Source data.
------------------------------------------------
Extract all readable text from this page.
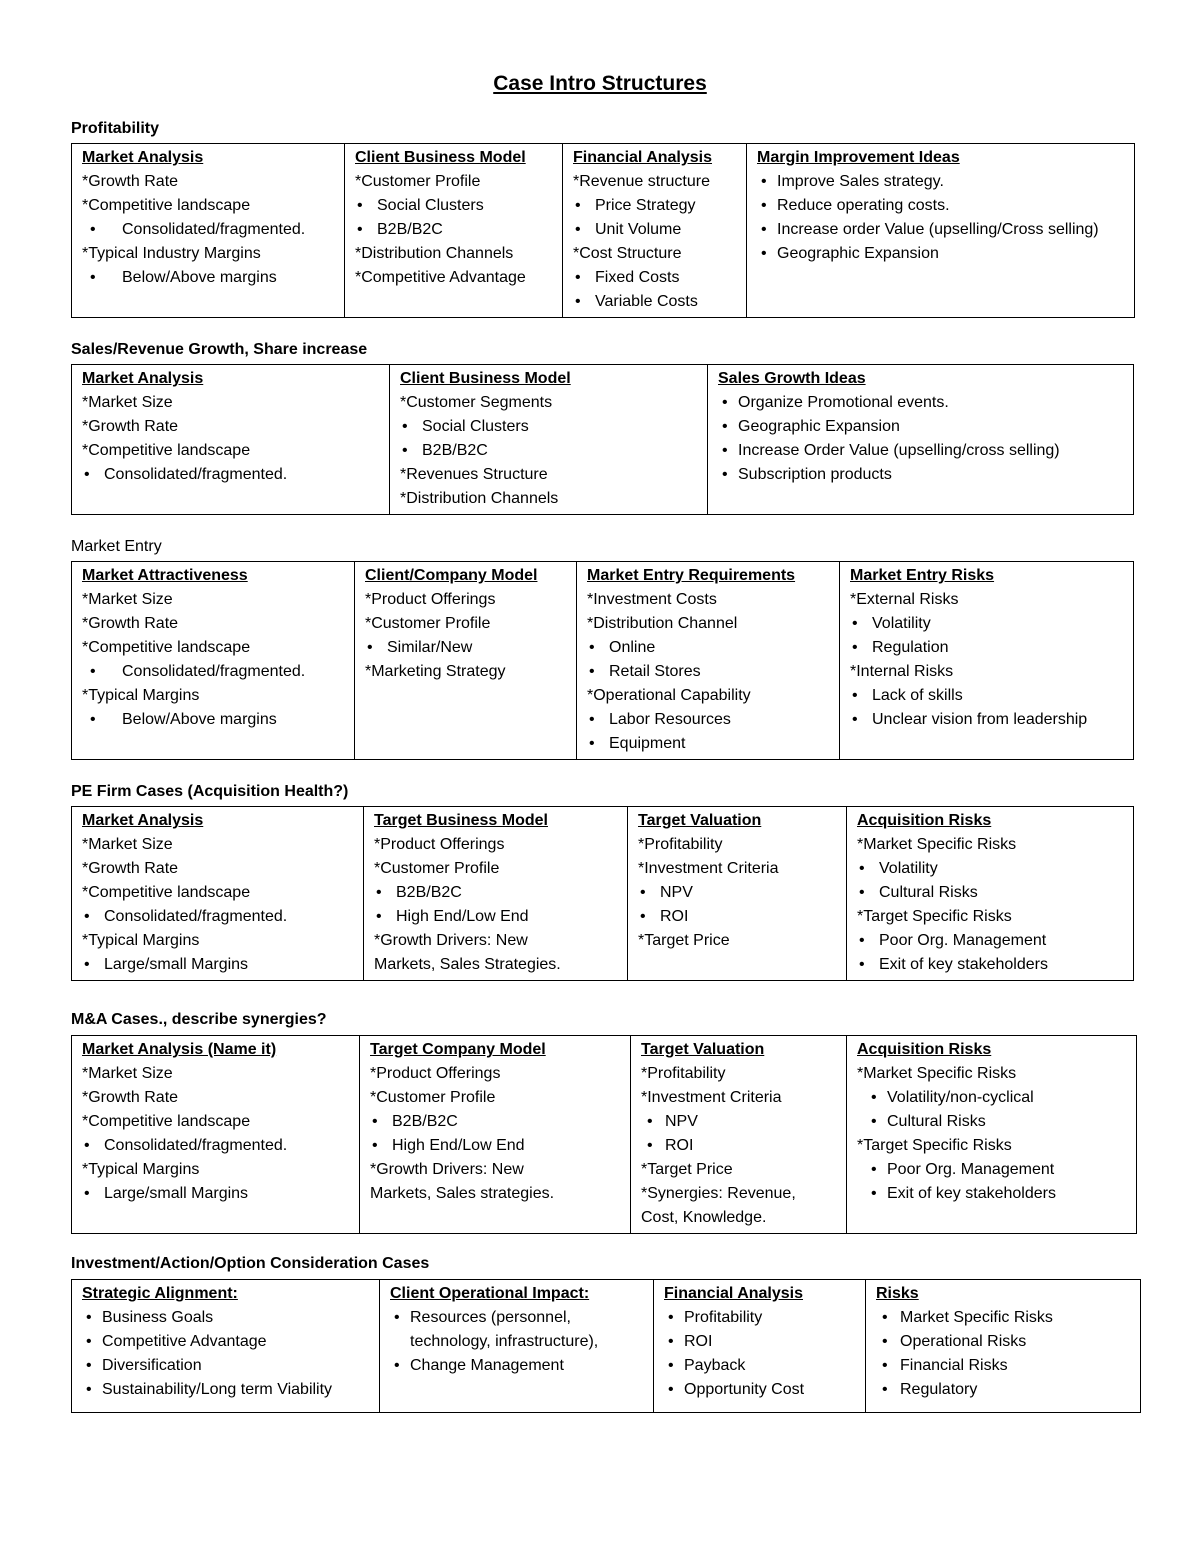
Case Intro Structures
Profitability
Market Analysis
*Growth Rate
*Competitive landscape
• Consolidated/fragmented.
*Typical Industry Margins
• Below/Above margins

Client Business Model
*Customer Profile
• Social Clusters
• B2B/B2C
*Distribution Channels
*Competitive Advantage

Financial Analysis
*Revenue structure
• Price Strategy
• Unit Volume
*Cost Structure
• Fixed Costs
• Variable Costs

Margin Improvement Ideas
• Improve Sales strategy.
• Reduce operating costs.
• Increase order Value (upselling/Cross selling)
• Geographic Expansion
Sales/Revenue Growth, Share increase
Market Analysis
*Market Size
*Growth Rate
*Competitive landscape
• Consolidated/fragmented.

Client Business Model
*Customer Segments
• Social Clusters
• B2B/B2C
*Revenues Structure
*Distribution Channels

Sales Growth Ideas
• Organize Promotional events.
• Geographic Expansion
• Increase Order Value (upselling/cross selling)
• Subscription products
Market Entry
Market Attractiveness
*Market Size
*Growth Rate
*Competitive landscape
• Consolidated/fragmented.
*Typical Margins
• Below/Above margins

Client/Company Model
*Product Offerings
*Customer Profile
• Similar/New
*Marketing Strategy

Market Entry Requirements
*Investment Costs
*Distribution Channel
• Online
• Retail Stores
*Operational Capability
• Labor Resources
• Equipment

Market Entry Risks
*External Risks
• Volatility
• Regulation
*Internal Risks
• Lack of skills
• Unclear vision from leadership
PE Firm Cases (Acquisition Health?)
Market Analysis
*Market Size
*Growth Rate
*Competitive landscape
• Consolidated/fragmented.
*Typical Margins
• Large/small Margins

Target Business Model
*Product Offerings
*Customer Profile
• B2B/B2C
• High End/Low End
*Growth Drivers: New
Markets, Sales Strategies.

Target Valuation
*Profitability
*Investment Criteria
• NPV
• ROI
*Target Price

Acquisition Risks
*Market Specific Risks
• Volatility
• Cultural Risks
*Target Specific Risks
• Poor Org. Management
• Exit of key stakeholders
M&A Cases., describe synergies?
Market Analysis (Name it)
*Market Size
*Growth Rate
*Competitive landscape
• Consolidated/fragmented.
*Typical Margins
• Large/small Margins

Target Company Model
*Product Offerings
*Customer Profile
• B2B/B2C
• High End/Low End
*Growth Drivers: New
Markets, Sales strategies.

Target Valuation
*Profitability
*Investment Criteria
• NPV
• ROI
*Target Price
*Synergies: Revenue,
Cost, Knowledge.

Acquisition Risks
*Market Specific Risks
• Volatility/non-cyclical
• Cultural Risks
*Target Specific Risks
• Poor Org. Management
• Exit of key stakeholders
Investment/Action/Option Consideration Cases
Strategic Alignment:
• Business Goals
• Competitive Advantage
• Diversification
• Sustainability/Long term Viability

Client Operational Impact:
• Resources (personnel, technology, infrastructure),
• Change Management

Financial Analysis
• Profitability
• ROI
• Payback
• Opportunity Cost

Risks
• Market Specific Risks
• Operational Risks
• Financial Risks
• Regulatory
------------------------------------------------
Task. How many lines in the entries contain the string "Operational"? Answer with the number only.

Worked answer. 3